__AIM OF THE TASK__.
Output the material word for word. Leave each picture out.

__INPUT ROWS__.
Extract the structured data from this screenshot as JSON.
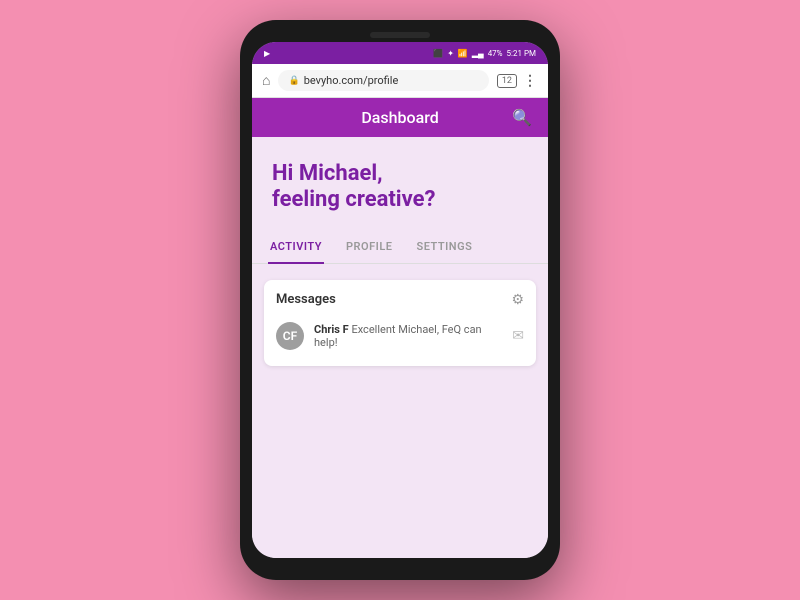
{
  "phone": {
    "status_bar": {
      "battery": "47%",
      "time": "5:21 PM",
      "signal": "▂▄▆",
      "wifi": "WiFi",
      "bluetooth": "BT"
    },
    "browser": {
      "url": "bevyho.com/profile",
      "tab_count": "12"
    },
    "app": {
      "title": "Dashboard",
      "greeting_line1": "Hi Michael,",
      "greeting_line2": "feeling creative?"
    },
    "tabs": [
      {
        "label": "ACTIVITY",
        "active": true
      },
      {
        "label": "PROFILE",
        "active": false
      },
      {
        "label": "SETTINGS",
        "active": false
      }
    ],
    "messages": {
      "title": "Messages",
      "items": [
        {
          "sender": "Chris F",
          "preview": "Excellent Michael, FeQ can help!",
          "avatar_initials": "CF"
        }
      ]
    }
  }
}
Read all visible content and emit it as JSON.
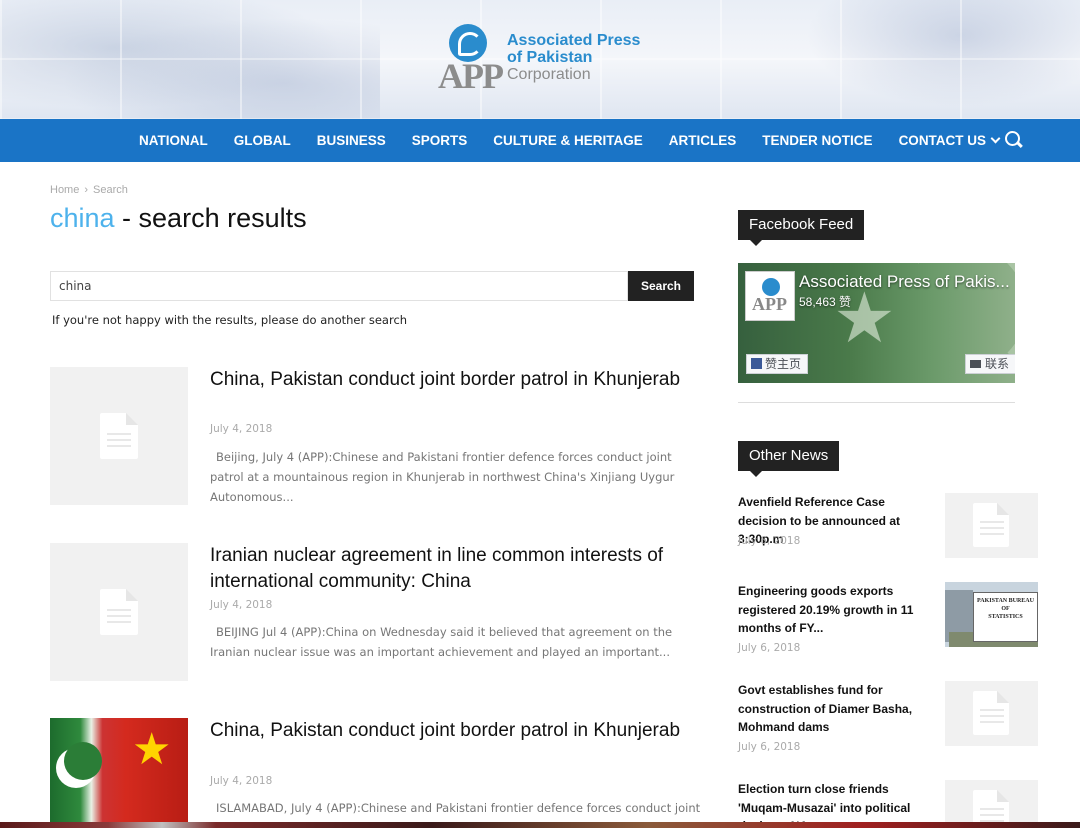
{
  "site": {
    "logo_mark": "APP",
    "logo_line1": "Associated Press",
    "logo_line2": "of Pakistan",
    "logo_line3": "Corporation"
  },
  "nav": {
    "items": [
      "NATIONAL",
      "GLOBAL",
      "BUSINESS",
      "SPORTS",
      "CULTURE & HERITAGE",
      "ARTICLES",
      "TENDER NOTICE",
      "CONTACT US"
    ],
    "search_icon": "search-icon"
  },
  "breadcrumb": {
    "home": "Home",
    "current": "Search"
  },
  "page": {
    "query": "china",
    "title_suffix": " - search results",
    "search_value": "china",
    "search_button": "Search",
    "hint": "If you're not happy with the results, please do another search"
  },
  "results": [
    {
      "title": "China, Pakistan conduct joint border patrol in Khunjerab",
      "date": "July 4, 2018",
      "excerpt": "Beijing, July 4 (APP):Chinese and Pakistani frontier defence forces conduct joint patrol at a mountainous region in Khunjerab in northwest China's Xinjiang Uygur Autonomous..."
    },
    {
      "title": "Iranian nuclear agreement in line common interests of international community: China",
      "date": "July 4, 2018",
      "excerpt": "BEIJING Jul 4 (APP):China on Wednesday said it believed that agreement on the Iranian nuclear issue was an important achievement and played an important..."
    },
    {
      "title": "China, Pakistan conduct joint border patrol in Khunjerab",
      "date": "July 4, 2018",
      "excerpt": "ISLAMABAD, July 4 (APP):Chinese and Pakistani frontier defence forces conduct joint"
    }
  ],
  "sidebar": {
    "facebook_title": "Facebook Feed",
    "facebook": {
      "page_name": "Associated Press of Pakis...",
      "likes": "58,463 赞",
      "like_button": "赞主页",
      "message_button": "联系"
    },
    "news_title": "Other News",
    "news": [
      {
        "title": "Avenfield Reference Case decision to be announced at 3:30p.m",
        "date": "July 6, 2018"
      },
      {
        "title": "Engineering goods exports registered 20.19% growth in 11 months of FY...",
        "date": "July 6, 2018",
        "thumb_text": [
          "PAKISTAN BUREAU",
          "OF",
          "STATISTICS"
        ]
      },
      {
        "title": "Govt establishes fund for construction of Diamer Basha, Mohmand dams",
        "date": "July 6, 2018"
      },
      {
        "title": "Election turn close friends 'Muqam-Musazai' into political rivals on NA-",
        "date": ""
      }
    ]
  }
}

__CORRECT ANSWER__.
Extract the structured data from this screenshot as JSON.
{
  "phone": {
    "status_bar": {
      "battery": "47%",
      "time": "5:21 PM",
      "signal": "▂▄▆",
      "wifi": "WiFi",
      "bluetooth": "BT"
    },
    "browser": {
      "url": "bevyho.com/profile",
      "tab_count": "12"
    },
    "app": {
      "title": "Dashboard",
      "greeting_line1": "Hi Michael,",
      "greeting_line2": "feeling creative?"
    },
    "tabs": [
      {
        "label": "ACTIVITY",
        "active": true
      },
      {
        "label": "PROFILE",
        "active": false
      },
      {
        "label": "SETTINGS",
        "active": false
      }
    ],
    "messages": {
      "title": "Messages",
      "items": [
        {
          "sender": "Chris F",
          "preview": "Excellent Michael, FeQ can help!",
          "avatar_initials": "CF"
        }
      ]
    }
  }
}
Read all visible content and emit it as JSON.
{
  "site": {
    "logo_mark": "APP",
    "logo_line1": "Associated Press",
    "logo_line2": "of Pakistan",
    "logo_line3": "Corporation"
  },
  "nav": {
    "items": [
      "NATIONAL",
      "GLOBAL",
      "BUSINESS",
      "SPORTS",
      "CULTURE & HERITAGE",
      "ARTICLES",
      "TENDER NOTICE",
      "CONTACT US"
    ],
    "search_icon": "search-icon"
  },
  "breadcrumb": {
    "home": "Home",
    "current": "Search"
  },
  "page": {
    "query": "china",
    "title_suffix": " - search results",
    "search_value": "china",
    "search_button": "Search",
    "hint": "If you're not happy with the results, please do another search"
  },
  "results": [
    {
      "title": "China, Pakistan conduct joint border patrol in Khunjerab",
      "date": "July 4, 2018",
      "excerpt": "Beijing, July 4 (APP):Chinese and Pakistani frontier defence forces conduct joint patrol at a mountainous region in Khunjerab in northwest China's Xinjiang Uygur Autonomous..."
    },
    {
      "title": "Iranian nuclear agreement in line common interests of international community: China",
      "date": "July 4, 2018",
      "excerpt": "BEIJING Jul 4 (APP):China on Wednesday said it believed that agreement on the Iranian nuclear issue was an important achievement and played an important..."
    },
    {
      "title": "China, Pakistan conduct joint border patrol in Khunjerab",
      "date": "July 4, 2018",
      "excerpt": "ISLAMABAD, July 4 (APP):Chinese and Pakistani frontier defence forces conduct joint"
    }
  ],
  "sidebar": {
    "facebook_title": "Facebook Feed",
    "facebook": {
      "page_name": "Associated Press of Pakis...",
      "likes": "58,463 赞",
      "like_button": "赞主页",
      "message_button": "联系"
    },
    "news_title": "Other News",
    "news": [
      {
        "title": "Avenfield Reference Case decision to be announced at 3:30p.m",
        "date": "July 6, 2018"
      },
      {
        "title": "Engineering goods exports registered 20.19% growth in 11 months of FY...",
        "date": "July 6, 2018",
        "thumb_text": [
          "PAKISTAN BUREAU",
          "OF",
          "STATISTICS"
        ]
      },
      {
        "title": "Govt establishes fund for construction of Diamer Basha, Mohmand dams",
        "date": "July 6, 2018"
      },
      {
        "title": "Election turn close friends 'Muqam-Musazai' into political rivals on NA-",
        "date": ""
      }
    ]
  }
}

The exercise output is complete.